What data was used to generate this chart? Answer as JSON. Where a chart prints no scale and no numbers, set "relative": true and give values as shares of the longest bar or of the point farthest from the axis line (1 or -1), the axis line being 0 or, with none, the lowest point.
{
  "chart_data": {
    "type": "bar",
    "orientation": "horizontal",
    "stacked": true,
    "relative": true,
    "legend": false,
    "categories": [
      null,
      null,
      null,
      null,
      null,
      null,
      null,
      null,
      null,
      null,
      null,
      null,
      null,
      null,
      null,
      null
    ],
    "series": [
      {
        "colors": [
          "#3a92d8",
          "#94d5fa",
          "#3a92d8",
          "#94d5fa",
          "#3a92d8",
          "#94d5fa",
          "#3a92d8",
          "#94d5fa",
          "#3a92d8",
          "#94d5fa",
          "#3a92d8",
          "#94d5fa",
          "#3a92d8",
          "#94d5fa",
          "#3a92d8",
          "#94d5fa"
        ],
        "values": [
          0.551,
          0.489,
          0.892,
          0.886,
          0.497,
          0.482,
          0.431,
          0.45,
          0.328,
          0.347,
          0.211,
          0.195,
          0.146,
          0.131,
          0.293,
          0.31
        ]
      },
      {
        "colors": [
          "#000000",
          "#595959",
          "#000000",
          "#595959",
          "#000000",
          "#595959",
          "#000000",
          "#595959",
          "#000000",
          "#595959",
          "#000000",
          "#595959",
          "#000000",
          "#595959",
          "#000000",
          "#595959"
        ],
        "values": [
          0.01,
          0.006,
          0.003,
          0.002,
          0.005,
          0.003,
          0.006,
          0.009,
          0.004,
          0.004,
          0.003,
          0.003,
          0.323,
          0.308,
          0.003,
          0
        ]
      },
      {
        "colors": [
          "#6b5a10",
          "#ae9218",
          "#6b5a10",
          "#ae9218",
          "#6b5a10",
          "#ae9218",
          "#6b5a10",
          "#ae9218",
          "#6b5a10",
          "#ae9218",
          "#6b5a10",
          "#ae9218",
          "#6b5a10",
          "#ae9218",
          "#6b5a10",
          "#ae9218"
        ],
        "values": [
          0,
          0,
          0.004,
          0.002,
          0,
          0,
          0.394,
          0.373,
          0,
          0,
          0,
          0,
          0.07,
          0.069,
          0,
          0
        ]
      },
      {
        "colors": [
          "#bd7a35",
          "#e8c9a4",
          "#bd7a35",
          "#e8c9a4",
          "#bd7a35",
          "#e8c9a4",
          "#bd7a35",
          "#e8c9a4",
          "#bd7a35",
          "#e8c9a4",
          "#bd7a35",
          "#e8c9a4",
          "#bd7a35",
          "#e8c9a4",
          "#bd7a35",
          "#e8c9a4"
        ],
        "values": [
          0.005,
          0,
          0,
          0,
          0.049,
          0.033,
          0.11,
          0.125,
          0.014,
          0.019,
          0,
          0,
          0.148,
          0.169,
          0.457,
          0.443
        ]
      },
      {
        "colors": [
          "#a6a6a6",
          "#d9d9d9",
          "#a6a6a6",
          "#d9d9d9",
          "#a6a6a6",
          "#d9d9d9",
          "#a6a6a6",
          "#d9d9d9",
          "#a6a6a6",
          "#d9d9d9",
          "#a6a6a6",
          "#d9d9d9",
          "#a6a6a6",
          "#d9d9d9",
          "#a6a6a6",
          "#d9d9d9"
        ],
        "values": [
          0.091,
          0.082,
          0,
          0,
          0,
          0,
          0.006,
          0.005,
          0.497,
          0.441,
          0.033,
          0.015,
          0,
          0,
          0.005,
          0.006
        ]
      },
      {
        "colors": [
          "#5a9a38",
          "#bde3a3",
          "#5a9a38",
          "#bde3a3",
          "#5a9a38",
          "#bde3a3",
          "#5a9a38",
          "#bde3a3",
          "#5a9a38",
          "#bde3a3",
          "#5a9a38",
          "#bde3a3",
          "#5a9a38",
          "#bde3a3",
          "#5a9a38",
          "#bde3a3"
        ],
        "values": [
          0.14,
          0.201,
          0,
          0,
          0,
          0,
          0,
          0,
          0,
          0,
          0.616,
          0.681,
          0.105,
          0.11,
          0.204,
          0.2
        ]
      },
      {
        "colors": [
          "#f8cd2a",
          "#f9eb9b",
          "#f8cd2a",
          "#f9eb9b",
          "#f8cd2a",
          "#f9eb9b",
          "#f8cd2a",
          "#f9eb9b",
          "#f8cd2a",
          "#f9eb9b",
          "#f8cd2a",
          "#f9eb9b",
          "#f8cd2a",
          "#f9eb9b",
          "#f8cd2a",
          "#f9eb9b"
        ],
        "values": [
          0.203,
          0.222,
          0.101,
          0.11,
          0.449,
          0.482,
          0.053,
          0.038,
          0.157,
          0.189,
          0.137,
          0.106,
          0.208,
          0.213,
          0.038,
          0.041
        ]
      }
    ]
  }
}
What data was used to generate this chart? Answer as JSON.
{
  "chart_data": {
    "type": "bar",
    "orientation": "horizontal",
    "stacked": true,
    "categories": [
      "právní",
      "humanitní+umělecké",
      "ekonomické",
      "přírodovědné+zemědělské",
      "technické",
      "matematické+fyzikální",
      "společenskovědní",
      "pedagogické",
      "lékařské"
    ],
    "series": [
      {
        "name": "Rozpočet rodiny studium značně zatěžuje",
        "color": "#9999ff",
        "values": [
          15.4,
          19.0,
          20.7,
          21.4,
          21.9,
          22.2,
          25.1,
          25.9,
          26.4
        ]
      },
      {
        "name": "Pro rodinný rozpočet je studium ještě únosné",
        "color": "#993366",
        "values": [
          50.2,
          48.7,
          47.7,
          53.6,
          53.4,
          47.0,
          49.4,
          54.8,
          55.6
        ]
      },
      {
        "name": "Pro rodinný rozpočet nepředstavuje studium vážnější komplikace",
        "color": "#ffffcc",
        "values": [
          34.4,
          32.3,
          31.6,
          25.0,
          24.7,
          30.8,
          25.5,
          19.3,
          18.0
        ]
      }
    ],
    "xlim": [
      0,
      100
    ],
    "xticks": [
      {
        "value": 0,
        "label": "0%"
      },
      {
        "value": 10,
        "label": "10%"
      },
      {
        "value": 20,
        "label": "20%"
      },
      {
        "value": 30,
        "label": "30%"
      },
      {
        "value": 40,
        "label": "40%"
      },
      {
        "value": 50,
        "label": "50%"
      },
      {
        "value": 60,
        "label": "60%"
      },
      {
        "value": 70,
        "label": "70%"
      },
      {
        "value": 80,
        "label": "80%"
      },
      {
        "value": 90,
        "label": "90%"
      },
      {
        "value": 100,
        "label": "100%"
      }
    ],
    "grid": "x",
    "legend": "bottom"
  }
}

********************

* **Requirement**
Give all of the entries again, word for word.

* **The answer**
What data was used to generate this chart? Answer as JSON. Where a chart prints no scale and no numbers, set "relative": true and give values as shares of the longest bar or of the point farthest from the axis line (1 or -1), the axis line being 0 or, with none, the lowest point.
{
  "chart_data": {
    "type": "bar",
    "orientation": "horizontal",
    "stacked": true,
    "relative": true,
    "legend": false,
    "categories": [
      null,
      null,
      null,
      null,
      null,
      null,
      null,
      null,
      null,
      null,
      null,
      null,
      null,
      null,
      null,
      null
    ],
    "series": [
      {
        "colors": [
          "#3a92d8",
          "#94d5fa",
          "#3a92d8",
          "#94d5fa",
          "#3a92d8",
          "#94d5fa",
          "#3a92d8",
          "#94d5fa",
          "#3a92d8",
          "#94d5fa",
          "#3a92d8",
          "#94d5fa",
          "#3a92d8",
          "#94d5fa",
          "#3a92d8",
          "#94d5fa"
        ],
        "values": [
          0.551,
          0.489,
          0.892,
          0.886,
          0.497,
          0.482,
          0.431,
          0.45,
          0.328,
          0.347,
          0.211,
          0.195,
          0.146,
          0.131,
          0.293,
          0.31
        ]
      },
      {
        "colors": [
          "#000000",
          "#595959",
          "#000000",
          "#595959",
          "#000000",
          "#595959",
          "#000000",
          "#595959",
          "#000000",
          "#595959",
          "#000000",
          "#595959",
          "#000000",
          "#595959",
          "#000000",
          "#595959"
        ],
        "values": [
          0.01,
          0.006,
          0.003,
          0.002,
          0.005,
          0.003,
          0.006,
          0.009,
          0.004,
          0.004,
          0.003,
          0.003,
          0.323,
          0.308,
          0.003,
          0
        ]
      },
      {
        "colors": [
          "#6b5a10",
          "#ae9218",
          "#6b5a10",
          "#ae9218",
          "#6b5a10",
          "#ae9218",
          "#6b5a10",
          "#ae9218",
          "#6b5a10",
          "#ae9218",
          "#6b5a10",
          "#ae9218",
          "#6b5a10",
          "#ae9218",
          "#6b5a10",
          "#ae9218"
        ],
        "values": [
          0,
          0,
          0.004,
          0.002,
          0,
          0,
          0.394,
          0.373,
          0,
          0,
          0,
          0,
          0.07,
          0.069,
          0,
          0
        ]
      },
      {
        "colors": [
          "#bd7a35",
          "#e8c9a4",
          "#bd7a35",
          "#e8c9a4",
          "#bd7a35",
          "#e8c9a4",
          "#bd7a35",
          "#e8c9a4",
          "#bd7a35",
          "#e8c9a4",
          "#bd7a35",
          "#e8c9a4",
          "#bd7a35",
          "#e8c9a4",
          "#bd7a35",
          "#e8c9a4"
        ],
        "values": [
          0.005,
          0,
          0,
          0,
          0.049,
          0.033,
          0.11,
          0.125,
          0.014,
          0.019,
          0,
          0,
          0.148,
          0.169,
          0.457,
          0.443
        ]
      },
      {
        "colors": [
          "#a6a6a6",
          "#d9d9d9",
          "#a6a6a6",
          "#d9d9d9",
          "#a6a6a6",
          "#d9d9d9",
          "#a6a6a6",
          "#d9d9d9",
          "#a6a6a6",
          "#d9d9d9",
          "#a6a6a6",
          "#d9d9d9",
          "#a6a6a6",
          "#d9d9d9",
          "#a6a6a6",
          "#d9d9d9"
        ],
        "values": [
          0.091,
          0.082,
          0,
          0,
          0,
          0,
          0.006,
          0.005,
          0.497,
          0.441,
          0.033,
          0.015,
          0,
          0,
          0.005,
          0.006
        ]
      },
      {
        "colors": [
          "#5a9a38",
          "#bde3a3",
          "#5a9a38",
          "#bde3a3",
          "#5a9a38",
          "#bde3a3",
          "#5a9a38",
          "#bde3a3",
          "#5a9a38",
          "#bde3a3",
          "#5a9a38",
          "#bde3a3",
          "#5a9a38",
          "#bde3a3",
          "#5a9a38",
          "#bde3a3"
        ],
        "values": [
          0.14,
          0.201,
          0,
          0,
          0,
          0,
          0,
          0,
          0,
          0,
          0.616,
          0.681,
          0.105,
          0.11,
          0.204,
          0.2
        ]
      },
      {
        "colors": [
          "#f8cd2a",
          "#f9eb9b",
          "#f8cd2a",
          "#f9eb9b",
          "#f8cd2a",
          "#f9eb9b",
          "#f8cd2a",
          "#f9eb9b",
          "#f8cd2a",
          "#f9eb9b",
          "#f8cd2a",
          "#f9eb9b",
          "#f8cd2a",
          "#f9eb9b",
          "#f8cd2a",
          "#f9eb9b"
        ],
        "values": [
          0.203,
          0.222,
          0.101,
          0.11,
          0.449,
          0.482,
          0.053,
          0.038,
          0.157,
          0.189,
          0.137,
          0.106,
          0.208,
          0.213,
          0.038,
          0.041
        ]
      }
    ]
  }
}
What data was used to generate this chart? Answer as JSON.
{
  "chart_data": {
    "type": "bar",
    "orientation": "horizontal",
    "stacked": true,
    "categories": [
      "právní",
      "humanitní+umělecké",
      "ekonomické",
      "přírodovědné+zemědělské",
      "technické",
      "matematické+fyzikální",
      "společenskovědní",
      "pedagogické",
      "lékařské"
    ],
    "series": [
      {
        "name": "Rozpočet rodiny studium značně zatěžuje",
        "color": "#9999ff",
        "values": [
          15.4,
          19.0,
          20.7,
          21.4,
          21.9,
          22.2,
          25.1,
          25.9,
          26.4
        ]
      },
      {
        "name": "Pro rodinný rozpočet je studium ještě únosné",
        "color": "#993366",
        "values": [
          50.2,
          48.7,
          47.7,
          53.6,
          53.4,
          47.0,
          49.4,
          54.8,
          55.6
        ]
      },
      {
        "name": "Pro rodinný rozpočet nepředstavuje studium vážnější komplikace",
        "color": "#ffffcc",
        "values": [
          34.4,
          32.3,
          31.6,
          25.0,
          24.7,
          30.8,
          25.5,
          19.3,
          18.0
        ]
      }
    ],
    "xlim": [
      0,
      100
    ],
    "xticks": [
      {
        "value": 0,
        "label": "0%"
      },
      {
        "value": 10,
        "label": "10%"
      },
      {
        "value": 20,
        "label": "20%"
      },
      {
        "value": 30,
        "label": "30%"
      },
      {
        "value": 40,
        "label": "40%"
      },
      {
        "value": 50,
        "label": "50%"
      },
      {
        "value": 60,
        "label": "60%"
      },
      {
        "value": 70,
        "label": "70%"
      },
      {
        "value": 80,
        "label": "80%"
      },
      {
        "value": 90,
        "label": "90%"
      },
      {
        "value": 100,
        "label": "100%"
      }
    ],
    "grid": "x",
    "legend": "bottom"
  }
}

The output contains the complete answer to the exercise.